Your assignment:
Copy out each line of the material exactly. Pictures do not belong in the copy.

Supplied data:
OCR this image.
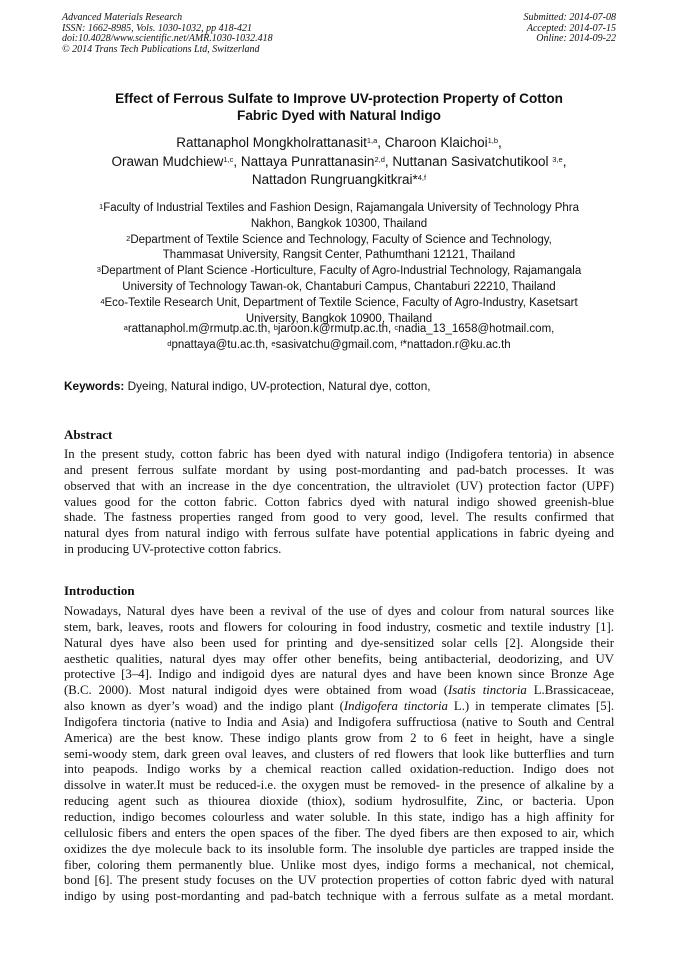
Advanced Materials Research
ISSN: 1662-8985, Vols. 1030-1032, pp 418-421
doi:10.4028/www.scientific.net/AMR.1030-1032.418
© 2014 Trans Tech Publications Ltd, Switzerland
Submitted: 2014-07-08
Accepted: 2014-07-15
Online: 2014-09-22
Effect of Ferrous Sulfate to Improve UV-protection Property of Cotton
Fabric Dyed with Natural Indigo
Rattanaphol Mongkholrattanasit$^{1,a}$, Charoon Klaichoi$^{1,b}$,
Orawan Mudchiew$^{1,c}$, Nattaya Punrattanasin$^{2,d}$, Nuttanan Sasivatchutikool $^{3,e}$,
Nattadon Rungruangkitkrai*$^{4,f}$
$^1$Faculty of Industrial Textiles and Fashion Design, Rajamangala University of Technology Phra
Nakhon, Bangkok 10300, Thailand
$^2$Department of Textile Science and Technology, Faculty of Science and Technology,
Thammasat University, Rangsit Center, Pathumthani 12121, Thailand
$^3$Department of Plant Science -Horticulture, Faculty of Agro-Industrial Technology, Rajamangala
University of Technology Tawan-ok, Chantaburi Campus, Chantaburi 22210, Thailand
$^4$Eco-Textile Research Unit, Department of Textile Science, Faculty of Agro-Industry, Kasetsart
University, Bangkok 10900, Thailand
$^a$rattanaphol.m@rmutp.ac.th, $^b$jaroon.k@rmutp.ac.th, $^c$nadia_13_1658@hotmail.com,
$^d$pnattaya@tu.ac.th, $^e$sasivatchu@gmail.com, $^f$*nattadon.r@ku.ac.th
Keywords: Dyeing, Natural indigo, UV-protection, Natural dye, cotton,
Abstract
In the present study, cotton fabric has been dyed with natural indigo (Indigofera tentoria) in absence
and present ferrous sulfate mordant by using post-mordanting and pad-batch processes. It was
observed that with an increase in the dye concentration, the ultraviolet (UV) protection factor (UPF)
values good for the cotton fabric. Cotton fabrics dyed with natural indigo showed greenish-blue
shade. The fastness properties ranged from good to very good, level. The results confirmed that
natural dyes from natural indigo with ferrous sulfate have potential applications in fabric dyeing and
in producing UV-protective cotton fabrics.
Introduction
Nowadays, Natural dyes have been a revival of the use of dyes and colour from natural sources like
stem, bark, leaves, roots and flowers for colouring in food industry, cosmetic and textile industry [1].
Natural dyes have also been used for printing and dye-sensitized solar cells [2]. Alongside their
aesthetic qualities, natural dyes may offer other benefits, being antibacterial, deodorizing, and UV
protective [3–4]. Indigo and indigoid dyes are natural dyes and have been known since Bronze Age
(B.C. 2000). Most natural indigoid dyes were obtained from woad (Isatis tinctoria L.Brassicaceae,
also known as dyer’s woad) and the indigo plant (Indigofera tinctoria L.) in temperate climates [5].
Indigofera tinctoria (native to India and Asia) and Indigofera suffructiosa (native to South and Central
America) are the best know. These indigo plants grow from 2 to 6 feet in height, have a single
semi-woody stem, dark green oval leaves, and clusters of red flowers that look like butterflies and turn
into peapods. Indigo works by a chemical reaction called oxidation-reduction. Indigo does not
dissolve in water.It must be reduced-i.e. the oxygen must be removed- in the presence of alkaline by a
reducing agent such as thiourea dioxide (thiox), sodium hydrosulfite, Zinc, or bacteria. Upon
reduction, indigo becomes colourless and water soluble. In this state, indigo has a high affinity for
cellulosic fibers and enters the open spaces of the fiber. The dyed fibers are then exposed to air, which
oxidizes the dye molecule back to its insoluble form. The insoluble dye particles are trapped inside the
fiber, coloring them permanently blue. Unlike most dyes, indigo forms a mechanical, not chemical,
bond [6]. The present study focuses on the UV protection properties of cotton fabric dyed with natural
indigo by using post-mordanting and pad-batch technique with a ferrous sulfate as a metal mordant.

Solution to this task:
OCR this image.
Advanced Materials Research
ISSN: 1662-8985, Vols. 1030-1032, pp 418-421
doi:10.4028/www.scientific.net/AMR.1030-1032.418
© 2014 Trans Tech Publications Ltd, Switzerland
Submitted: 2014-07-08
Accepted: 2014-07-15
Online: 2014-09-22
Effect of Ferrous Sulfate to Improve UV-protection Property of Cotton
Fabric Dyed with Natural Indigo
Rattanaphol Mongkholrattanasit$^{1,a}$, Charoon Klaichoi$^{1,b}$,
Orawan Mudchiew$^{1,c}$, Nattaya Punrattanasin$^{2,d}$, Nuttanan Sasivatchutikool $^{3,e}$,
Nattadon Rungruangkitkrai*$^{4,f}$
$^1$Faculty of Industrial Textiles and Fashion Design, Rajamangala University of Technology Phra
Nakhon, Bangkok 10300, Thailand
$^2$Department of Textile Science and Technology, Faculty of Science and Technology,
Thammasat University, Rangsit Center, Pathumthani 12121, Thailand
$^3$Department of Plant Science -Horticulture, Faculty of Agro-Industrial Technology, Rajamangala
University of Technology Tawan-ok, Chantaburi Campus, Chantaburi 22210, Thailand
$^4$Eco-Textile Research Unit, Department of Textile Science, Faculty of Agro-Industry, Kasetsart
University, Bangkok 10900, Thailand
$^a$rattanaphol.m@rmutp.ac.th, $^b$jaroon.k@rmutp.ac.th, $^c$nadia_13_1658@hotmail.com,
$^d$pnattaya@tu.ac.th, $^e$sasivatchu@gmail.com, $^f$*nattadon.r@ku.ac.th
Keywords: Dyeing, Natural indigo, UV-protection, Natural dye, cotton,
Abstract
In the present study, cotton fabric has been dyed with natural indigo (Indigofera tentoria) in absence
and present ferrous sulfate mordant by using post-mordanting and pad-batch processes. It was
observed that with an increase in the dye concentration, the ultraviolet (UV) protection factor (UPF)
values good for the cotton fabric. Cotton fabrics dyed with natural indigo showed greenish-blue
shade. The fastness properties ranged from good to very good, level. The results confirmed that
natural dyes from natural indigo with ferrous sulfate have potential applications in fabric dyeing and
in producing UV-protective cotton fabrics.
Introduction
Nowadays, Natural dyes have been a revival of the use of dyes and colour from natural sources like
stem, bark, leaves, roots and flowers for colouring in food industry, cosmetic and textile industry [1].
Natural dyes have also been used for printing and dye-sensitized solar cells [2]. Alongside their
aesthetic qualities, natural dyes may offer other benefits, being antibacterial, deodorizing, and UV
protective [3–4]. Indigo and indigoid dyes are natural dyes and have been known since Bronze Age
(B.C. 2000). Most natural indigoid dyes were obtained from woad (Isatis tinctoria L.Brassicaceae,
also known as dyer’s woad) and the indigo plant (Indigofera tinctoria L.) in temperate climates [5].
Indigofera tinctoria (native to India and Asia) and Indigofera suffructiosa (native to South and Central
America) are the best know. These indigo plants grow from 2 to 6 feet in height, have a single
semi-woody stem, dark green oval leaves, and clusters of red flowers that look like butterflies and turn
into peapods. Indigo works by a chemical reaction called oxidation-reduction. Indigo does not
dissolve in water.It must be reduced-i.e. the oxygen must be removed- in the presence of alkaline by a
reducing agent such as thiourea dioxide (thiox), sodium hydrosulfite, Zinc, or bacteria. Upon
reduction, indigo becomes colourless and water soluble. In this state, indigo has a high affinity for
cellulosic fibers and enters the open spaces of the fiber. The dyed fibers are then exposed to air, which
oxidizes the dye molecule back to its insoluble form. The insoluble dye particles are trapped inside the
fiber, coloring them permanently blue. Unlike most dyes, indigo forms a mechanical, not chemical,
bond [6]. The present study focuses on the UV protection properties of cotton fabric dyed with natural
indigo by using post-mordanting and pad-batch technique with a ferrous sulfate as a metal mordant.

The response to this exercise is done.